§ **WHAT THE TASK ASKS**
What is needed here is an exact copy of every entry.

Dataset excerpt
▬▬▬▬▬▬▬▬▬▬
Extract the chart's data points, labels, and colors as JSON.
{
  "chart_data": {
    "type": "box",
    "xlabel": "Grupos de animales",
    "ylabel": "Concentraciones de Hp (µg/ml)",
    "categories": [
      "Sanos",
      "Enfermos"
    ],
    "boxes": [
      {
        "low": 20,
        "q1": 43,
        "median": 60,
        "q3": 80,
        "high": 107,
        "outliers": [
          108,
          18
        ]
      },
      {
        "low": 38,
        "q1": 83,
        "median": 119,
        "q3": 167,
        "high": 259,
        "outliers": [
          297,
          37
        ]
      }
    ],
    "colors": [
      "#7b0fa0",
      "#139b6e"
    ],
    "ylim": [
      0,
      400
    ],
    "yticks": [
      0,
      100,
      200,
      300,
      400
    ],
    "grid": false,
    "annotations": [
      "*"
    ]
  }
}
▬▬▬▬▬▬▬▬▬▬
§ **WRITTEN ANSWER**
Extract the chart's data points, labels, and colors as JSON.
{
  "chart_data": {
    "type": "box",
    "xlabel": "Grupos de animales",
    "ylabel": "Concentraciones de Hp (µg/ml)",
    "categories": [
      "Sanos",
      "Enfermos"
    ],
    "boxes": [
      {
        "low": 20,
        "q1": 43,
        "median": 60,
        "q3": 80,
        "high": 107,
        "outliers": [
          108,
          18
        ]
      },
      {
        "low": 38,
        "q1": 83,
        "median": 119,
        "q3": 167,
        "high": 259,
        "outliers": [
          297,
          37
        ]
      }
    ],
    "colors": [
      "#7b0fa0",
      "#139b6e"
    ],
    "ylim": [
      0,
      400
    ],
    "yticks": [
      0,
      100,
      200,
      300,
      400
    ],
    "grid": false,
    "annotations": [
      "*"
    ]
  }
}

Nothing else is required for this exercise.